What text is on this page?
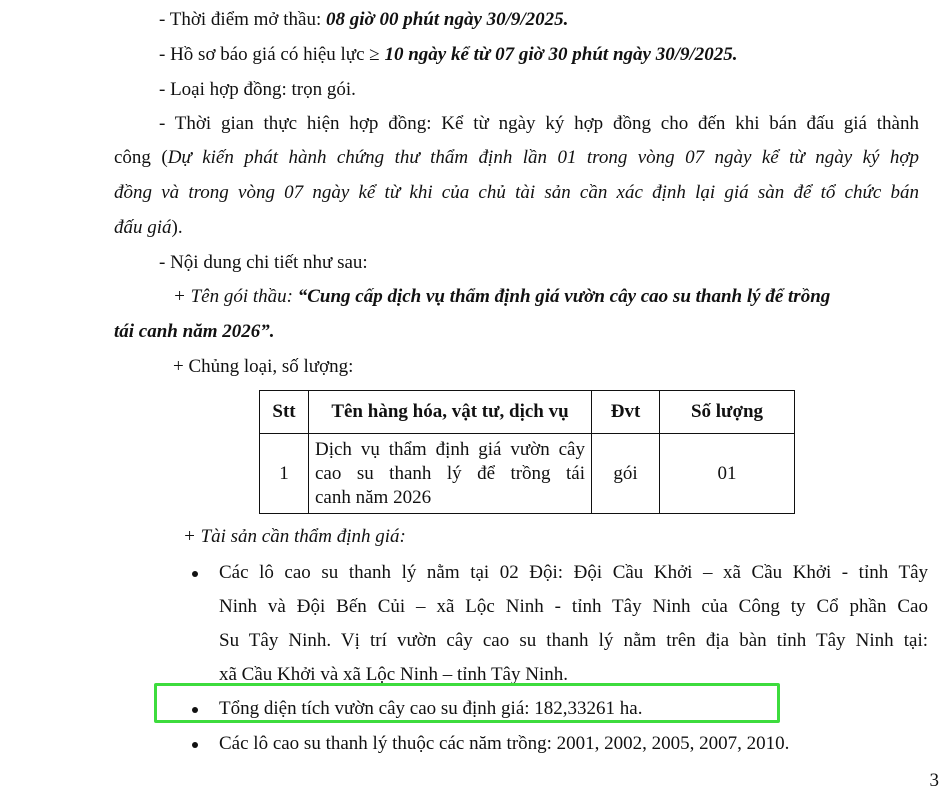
- Thời điểm mở thầu: 08 giờ 00 phút ngày 30/9/2025.
- Hồ sơ báo giá có hiệu lực ≥ 10 ngày kể từ 07 giờ 30 phút ngày 30/9/2025.
- Loại hợp đồng: trọn gói.
- Thời gian thực hiện hợp đồng: Kể từ ngày ký hợp đồng cho đến khi bán đấu giá thành
công (Dự kiến phát hành chứng thư thẩm định lần 01 trong vòng 07 ngày kể từ ngày ký hợp
đồng và trong vòng 07 ngày kể từ khi của chủ tài sản cần xác định lại giá sàn để tổ chức bán
đấu giá).
- Nội dung chi tiết như sau:
+ Tên gói thầu: “Cung cấp dịch vụ thẩm định giá vườn cây cao su thanh lý để trồng
tái canh năm 2026”.
+ Chủng loại, số lượng:
Stt	Tên hàng hóa, vật tư, dịch vụ	Đvt	Số lượng
1	Dịch vụ thẩm định giá vườn cây
cao su thanh lý để trồng tái
canh năm 2026	gói	01
+ Tài sản cần thẩm định giá:
Các lô cao su thanh lý nằm tại 02 Đội: Đội Cầu Khởi – xã Cầu Khởi - tỉnh Tây
Ninh và Đội Bến Củi – xã Lộc Ninh - tỉnh Tây Ninh của Công ty Cổ phần Cao
Su Tây Ninh. Vị trí vườn cây cao su thanh lý nằm trên địa bàn tỉnh Tây Ninh tại:
xã Cầu Khởi và xã Lộc Ninh – tỉnh Tây Ninh.
Tổng diện tích vườn cây cao su định giá: 182,33261 ha.
Các lô cao su thanh lý thuộc các năm trồng: 2001, 2002, 2005, 2007, 2010.
3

********

• [EXERCISE AIM]
Find how many lines in the listing hold "đồng", and reply with that number only.

• [SOLUTION]
3